▶ **TASK DIRECTIONS**: Repeat the listing in full. Nothing may be added or left out.

▶ **EXTRACTED MATERIAL**:

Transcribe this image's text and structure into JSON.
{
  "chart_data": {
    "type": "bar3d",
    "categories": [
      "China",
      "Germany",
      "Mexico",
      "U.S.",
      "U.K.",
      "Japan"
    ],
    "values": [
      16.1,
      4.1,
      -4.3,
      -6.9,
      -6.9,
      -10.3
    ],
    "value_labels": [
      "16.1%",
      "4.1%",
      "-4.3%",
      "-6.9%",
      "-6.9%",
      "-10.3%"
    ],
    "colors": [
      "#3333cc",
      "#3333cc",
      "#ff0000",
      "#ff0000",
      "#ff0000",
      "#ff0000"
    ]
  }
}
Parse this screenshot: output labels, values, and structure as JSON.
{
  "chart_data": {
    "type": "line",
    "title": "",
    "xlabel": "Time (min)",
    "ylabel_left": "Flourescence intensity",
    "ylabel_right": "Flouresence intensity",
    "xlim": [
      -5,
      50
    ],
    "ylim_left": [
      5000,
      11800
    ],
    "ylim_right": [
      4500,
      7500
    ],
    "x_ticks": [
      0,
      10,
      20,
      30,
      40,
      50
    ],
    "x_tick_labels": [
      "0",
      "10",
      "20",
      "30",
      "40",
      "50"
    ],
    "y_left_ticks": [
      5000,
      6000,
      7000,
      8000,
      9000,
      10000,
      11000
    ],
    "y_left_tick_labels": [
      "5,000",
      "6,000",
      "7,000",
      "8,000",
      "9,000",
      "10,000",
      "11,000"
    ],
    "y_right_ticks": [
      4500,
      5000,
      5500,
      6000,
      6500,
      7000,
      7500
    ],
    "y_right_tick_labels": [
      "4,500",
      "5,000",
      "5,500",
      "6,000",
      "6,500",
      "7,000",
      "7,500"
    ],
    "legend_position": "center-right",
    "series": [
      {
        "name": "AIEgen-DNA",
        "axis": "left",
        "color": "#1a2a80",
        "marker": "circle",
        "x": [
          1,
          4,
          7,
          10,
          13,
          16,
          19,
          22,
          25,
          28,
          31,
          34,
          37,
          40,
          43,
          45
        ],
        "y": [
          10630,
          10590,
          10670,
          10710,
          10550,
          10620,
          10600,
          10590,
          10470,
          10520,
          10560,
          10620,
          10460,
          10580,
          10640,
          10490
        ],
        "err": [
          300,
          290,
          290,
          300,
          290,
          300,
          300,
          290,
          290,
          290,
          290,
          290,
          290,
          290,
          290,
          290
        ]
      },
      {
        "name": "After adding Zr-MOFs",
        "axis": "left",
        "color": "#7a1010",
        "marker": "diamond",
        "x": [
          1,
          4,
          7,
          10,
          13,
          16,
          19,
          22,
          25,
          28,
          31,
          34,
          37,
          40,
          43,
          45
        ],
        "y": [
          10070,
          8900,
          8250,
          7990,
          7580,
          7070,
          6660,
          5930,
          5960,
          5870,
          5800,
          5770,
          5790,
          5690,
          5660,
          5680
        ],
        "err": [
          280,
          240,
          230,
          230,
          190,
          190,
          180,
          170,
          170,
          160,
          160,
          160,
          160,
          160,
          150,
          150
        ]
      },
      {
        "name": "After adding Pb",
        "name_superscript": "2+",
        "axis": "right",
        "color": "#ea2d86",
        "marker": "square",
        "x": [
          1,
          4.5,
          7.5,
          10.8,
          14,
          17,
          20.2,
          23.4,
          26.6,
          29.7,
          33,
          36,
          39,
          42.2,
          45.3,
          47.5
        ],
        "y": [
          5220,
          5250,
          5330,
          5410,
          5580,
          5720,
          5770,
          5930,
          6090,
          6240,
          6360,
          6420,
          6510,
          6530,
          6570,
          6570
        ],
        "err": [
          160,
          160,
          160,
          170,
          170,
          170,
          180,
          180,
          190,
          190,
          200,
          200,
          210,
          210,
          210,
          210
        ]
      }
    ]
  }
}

▶ **EXERCISE ANSWER**:
Transcribe this image's text and structure into JSON.
{
  "chart_data": {
    "type": "bar3d",
    "categories": [
      "China",
      "Germany",
      "Mexico",
      "U.S.",
      "U.K.",
      "Japan"
    ],
    "values": [
      16.1,
      4.1,
      -4.3,
      -6.9,
      -6.9,
      -10.3
    ],
    "value_labels": [
      "16.1%",
      "4.1%",
      "-4.3%",
      "-6.9%",
      "-6.9%",
      "-10.3%"
    ],
    "colors": [
      "#3333cc",
      "#3333cc",
      "#ff0000",
      "#ff0000",
      "#ff0000",
      "#ff0000"
    ]
  }
}
Parse this screenshot: output labels, values, and structure as JSON.
{
  "chart_data": {
    "type": "line",
    "title": "",
    "xlabel": "Time (min)",
    "ylabel_left": "Flourescence intensity",
    "ylabel_right": "Flouresence intensity",
    "xlim": [
      -5,
      50
    ],
    "ylim_left": [
      5000,
      11800
    ],
    "ylim_right": [
      4500,
      7500
    ],
    "x_ticks": [
      0,
      10,
      20,
      30,
      40,
      50
    ],
    "x_tick_labels": [
      "0",
      "10",
      "20",
      "30",
      "40",
      "50"
    ],
    "y_left_ticks": [
      5000,
      6000,
      7000,
      8000,
      9000,
      10000,
      11000
    ],
    "y_left_tick_labels": [
      "5,000",
      "6,000",
      "7,000",
      "8,000",
      "9,000",
      "10,000",
      "11,000"
    ],
    "y_right_ticks": [
      4500,
      5000,
      5500,
      6000,
      6500,
      7000,
      7500
    ],
    "y_right_tick_labels": [
      "4,500",
      "5,000",
      "5,500",
      "6,000",
      "6,500",
      "7,000",
      "7,500"
    ],
    "legend_position": "center-right",
    "series": [
      {
        "name": "AIEgen-DNA",
        "axis": "left",
        "color": "#1a2a80",
        "marker": "circle",
        "x": [
          1,
          4,
          7,
          10,
          13,
          16,
          19,
          22,
          25,
          28,
          31,
          34,
          37,
          40,
          43,
          45
        ],
        "y": [
          10630,
          10590,
          10670,
          10710,
          10550,
          10620,
          10600,
          10590,
          10470,
          10520,
          10560,
          10620,
          10460,
          10580,
          10640,
          10490
        ],
        "err": [
          300,
          290,
          290,
          300,
          290,
          300,
          300,
          290,
          290,
          290,
          290,
          290,
          290,
          290,
          290,
          290
        ]
      },
      {
        "name": "After adding Zr-MOFs",
        "axis": "left",
        "color": "#7a1010",
        "marker": "diamond",
        "x": [
          1,
          4,
          7,
          10,
          13,
          16,
          19,
          22,
          25,
          28,
          31,
          34,
          37,
          40,
          43,
          45
        ],
        "y": [
          10070,
          8900,
          8250,
          7990,
          7580,
          7070,
          6660,
          5930,
          5960,
          5870,
          5800,
          5770,
          5790,
          5690,
          5660,
          5680
        ],
        "err": [
          280,
          240,
          230,
          230,
          190,
          190,
          180,
          170,
          170,
          160,
          160,
          160,
          160,
          160,
          150,
          150
        ]
      },
      {
        "name": "After adding Pb",
        "name_superscript": "2+",
        "axis": "right",
        "color": "#ea2d86",
        "marker": "square",
        "x": [
          1,
          4.5,
          7.5,
          10.8,
          14,
          17,
          20.2,
          23.4,
          26.6,
          29.7,
          33,
          36,
          39,
          42.2,
          45.3,
          47.5
        ],
        "y": [
          5220,
          5250,
          5330,
          5410,
          5580,
          5720,
          5770,
          5930,
          6090,
          6240,
          6360,
          6420,
          6510,
          6530,
          6570,
          6570
        ],
        "err": [
          160,
          160,
          160,
          170,
          170,
          170,
          180,
          180,
          190,
          190,
          200,
          200,
          210,
          210,
          210,
          210
        ]
      }
    ]
  }
}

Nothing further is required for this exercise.